▸ TEXT SECTION:
Educate yourself: <<The U.S. presence undermines the government's legitimacy as well; "Ever since the Gulf War of 1991," complains Prince Nayef, minister of the interior and brother of King Fahd, "we are perceived in the Arab world as a pawn of the United States.">>
Trouble in the Kingdom
Foreign Affairs; New York; Jul/Aug 2002; Eric Rouleau;
Volume: 81 Issue: 4 Start Page: 75-89 ISSN: 00157120
AT SEA IN THE DESERT
Crown Prince Abdullah cut an impressive figure when he arrived in Crawford, Texas, in late April to meet with President George W. Bush. The man who has ruled Saudi Arabia ever since his half brother, King Fahd, suffered a stroke in 1995, Abdullah managed to present himself as both firm and conciliatory, establishing a productive dialogue with the American president and improving a relationship that had been badly frayed by September 11 and the ongoing crisis in the Middle East. While pressuring Bush to take a more active role in the Arab-Israeli peace process, Abdullah also mollified the Americans by promising to keep Saudi oil flowing and by promoting his own groundbreaking solution to the conflict in the Middle East.

▸ REQUEST 1: In the article, where did Crown Prince Abdullah meet President George W. Bush?
The article and the rows have nothing to do with each other.

▸ DATA ENTRIES:
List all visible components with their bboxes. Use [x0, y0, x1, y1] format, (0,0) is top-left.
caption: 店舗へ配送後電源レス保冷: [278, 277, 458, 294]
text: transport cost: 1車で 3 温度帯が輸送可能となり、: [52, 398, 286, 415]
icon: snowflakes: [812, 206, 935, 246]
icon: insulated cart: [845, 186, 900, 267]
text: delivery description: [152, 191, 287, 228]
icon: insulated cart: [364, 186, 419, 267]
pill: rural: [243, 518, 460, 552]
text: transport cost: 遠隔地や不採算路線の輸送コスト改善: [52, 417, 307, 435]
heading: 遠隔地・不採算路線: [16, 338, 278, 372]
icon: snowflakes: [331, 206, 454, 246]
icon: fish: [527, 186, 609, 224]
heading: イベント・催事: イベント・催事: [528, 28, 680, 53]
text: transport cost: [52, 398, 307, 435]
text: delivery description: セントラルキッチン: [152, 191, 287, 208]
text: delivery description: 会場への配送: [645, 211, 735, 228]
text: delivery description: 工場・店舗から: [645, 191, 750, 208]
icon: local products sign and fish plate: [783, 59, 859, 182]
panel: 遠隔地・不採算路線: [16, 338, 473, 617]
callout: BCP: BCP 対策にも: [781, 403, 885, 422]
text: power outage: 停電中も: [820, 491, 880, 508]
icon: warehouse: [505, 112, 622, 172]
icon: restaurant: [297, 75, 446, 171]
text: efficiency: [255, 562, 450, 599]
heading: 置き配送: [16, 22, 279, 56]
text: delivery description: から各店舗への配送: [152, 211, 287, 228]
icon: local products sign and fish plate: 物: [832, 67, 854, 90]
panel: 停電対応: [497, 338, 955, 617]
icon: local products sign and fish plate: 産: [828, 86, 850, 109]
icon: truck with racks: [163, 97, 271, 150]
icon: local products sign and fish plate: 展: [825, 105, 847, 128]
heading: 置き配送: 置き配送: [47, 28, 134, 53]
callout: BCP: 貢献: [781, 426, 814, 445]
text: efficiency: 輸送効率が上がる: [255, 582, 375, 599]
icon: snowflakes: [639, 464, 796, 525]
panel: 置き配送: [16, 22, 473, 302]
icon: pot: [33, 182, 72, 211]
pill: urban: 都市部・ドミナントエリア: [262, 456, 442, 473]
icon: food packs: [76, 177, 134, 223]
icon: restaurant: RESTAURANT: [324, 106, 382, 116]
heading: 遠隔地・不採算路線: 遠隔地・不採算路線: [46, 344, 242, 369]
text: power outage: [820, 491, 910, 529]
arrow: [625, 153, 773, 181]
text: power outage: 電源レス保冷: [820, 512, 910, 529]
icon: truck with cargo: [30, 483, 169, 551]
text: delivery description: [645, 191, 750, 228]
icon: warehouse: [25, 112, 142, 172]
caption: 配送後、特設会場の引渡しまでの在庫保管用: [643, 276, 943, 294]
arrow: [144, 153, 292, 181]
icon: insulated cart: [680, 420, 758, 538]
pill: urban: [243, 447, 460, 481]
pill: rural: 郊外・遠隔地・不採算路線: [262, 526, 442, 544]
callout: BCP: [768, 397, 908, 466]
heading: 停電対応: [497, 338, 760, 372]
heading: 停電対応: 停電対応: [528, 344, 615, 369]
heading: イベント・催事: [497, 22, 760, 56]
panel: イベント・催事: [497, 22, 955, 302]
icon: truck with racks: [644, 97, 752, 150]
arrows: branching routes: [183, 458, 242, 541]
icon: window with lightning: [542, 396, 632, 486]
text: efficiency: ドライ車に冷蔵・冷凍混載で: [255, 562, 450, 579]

▸ REQUEST 2: Filter the rows down to every line that contains the string "イベント".

▸ REPLY 1: In Crawford, Texas, in late April.

▸ REPLY 2:
heading: イベント・催事: イベント・催事: [528, 28, 680, 53]
heading: イベント・催事: [497, 22, 760, 56]
panel: イベント・催事: [497, 22, 955, 302]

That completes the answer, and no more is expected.